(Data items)
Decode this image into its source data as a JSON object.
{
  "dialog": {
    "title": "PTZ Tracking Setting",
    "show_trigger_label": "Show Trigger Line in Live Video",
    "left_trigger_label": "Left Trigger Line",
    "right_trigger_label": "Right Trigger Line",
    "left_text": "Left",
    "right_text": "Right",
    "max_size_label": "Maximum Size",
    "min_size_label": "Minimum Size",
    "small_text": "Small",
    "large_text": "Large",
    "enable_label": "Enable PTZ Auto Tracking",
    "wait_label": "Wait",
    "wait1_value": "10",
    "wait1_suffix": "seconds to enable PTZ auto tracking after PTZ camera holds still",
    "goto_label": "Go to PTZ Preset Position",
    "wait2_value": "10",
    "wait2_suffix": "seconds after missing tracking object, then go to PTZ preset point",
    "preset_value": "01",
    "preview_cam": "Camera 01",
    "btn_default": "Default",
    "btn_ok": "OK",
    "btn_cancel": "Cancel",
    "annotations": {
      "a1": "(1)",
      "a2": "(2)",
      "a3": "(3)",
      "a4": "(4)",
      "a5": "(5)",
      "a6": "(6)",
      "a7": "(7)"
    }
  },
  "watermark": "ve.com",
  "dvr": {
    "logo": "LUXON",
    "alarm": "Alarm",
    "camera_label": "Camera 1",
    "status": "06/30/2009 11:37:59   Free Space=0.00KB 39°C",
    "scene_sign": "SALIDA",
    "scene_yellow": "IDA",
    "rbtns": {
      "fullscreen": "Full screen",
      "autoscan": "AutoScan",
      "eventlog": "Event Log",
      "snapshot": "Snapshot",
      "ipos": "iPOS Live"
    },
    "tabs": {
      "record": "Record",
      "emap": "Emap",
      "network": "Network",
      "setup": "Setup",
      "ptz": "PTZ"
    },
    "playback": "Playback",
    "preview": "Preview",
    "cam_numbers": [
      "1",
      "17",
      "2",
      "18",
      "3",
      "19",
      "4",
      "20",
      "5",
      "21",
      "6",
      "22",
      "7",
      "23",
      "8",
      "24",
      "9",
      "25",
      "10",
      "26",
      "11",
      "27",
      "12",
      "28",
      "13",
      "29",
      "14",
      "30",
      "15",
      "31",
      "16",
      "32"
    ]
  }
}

Description of the task: Repeat all of the records above exactly as they appear.

Written reply:
Decode this image into its source data as a JSON object.
{
  "dialog": {
    "title": "PTZ Tracking Setting",
    "show_trigger_label": "Show Trigger Line in Live Video",
    "left_trigger_label": "Left Trigger Line",
    "right_trigger_label": "Right Trigger Line",
    "left_text": "Left",
    "right_text": "Right",
    "max_size_label": "Maximum Size",
    "min_size_label": "Minimum Size",
    "small_text": "Small",
    "large_text": "Large",
    "enable_label": "Enable PTZ Auto Tracking",
    "wait_label": "Wait",
    "wait1_value": "10",
    "wait1_suffix": "seconds to enable PTZ auto tracking after PTZ camera holds still",
    "goto_label": "Go to PTZ Preset Position",
    "wait2_value": "10",
    "wait2_suffix": "seconds after missing tracking object, then go to PTZ preset point",
    "preset_value": "01",
    "preview_cam": "Camera 01",
    "btn_default": "Default",
    "btn_ok": "OK",
    "btn_cancel": "Cancel",
    "annotations": {
      "a1": "(1)",
      "a2": "(2)",
      "a3": "(3)",
      "a4": "(4)",
      "a5": "(5)",
      "a6": "(6)",
      "a7": "(7)"
    }
  },
  "watermark": "ve.com",
  "dvr": {
    "logo": "LUXON",
    "alarm": "Alarm",
    "camera_label": "Camera 1",
    "status": "06/30/2009 11:37:59   Free Space=0.00KB 39°C",
    "scene_sign": "SALIDA",
    "scene_yellow": "IDA",
    "rbtns": {
      "fullscreen": "Full screen",
      "autoscan": "AutoScan",
      "eventlog": "Event Log",
      "snapshot": "Snapshot",
      "ipos": "iPOS Live"
    },
    "tabs": {
      "record": "Record",
      "emap": "Emap",
      "network": "Network",
      "setup": "Setup",
      "ptz": "PTZ"
    },
    "playback": "Playback",
    "preview": "Preview",
    "cam_numbers": [
      "1",
      "17",
      "2",
      "18",
      "3",
      "19",
      "4",
      "20",
      "5",
      "21",
      "6",
      "22",
      "7",
      "23",
      "8",
      "24",
      "9",
      "25",
      "10",
      "26",
      "11",
      "27",
      "12",
      "28",
      "13",
      "29",
      "14",
      "30",
      "15",
      "31",
      "16",
      "32"
    ]
  }
}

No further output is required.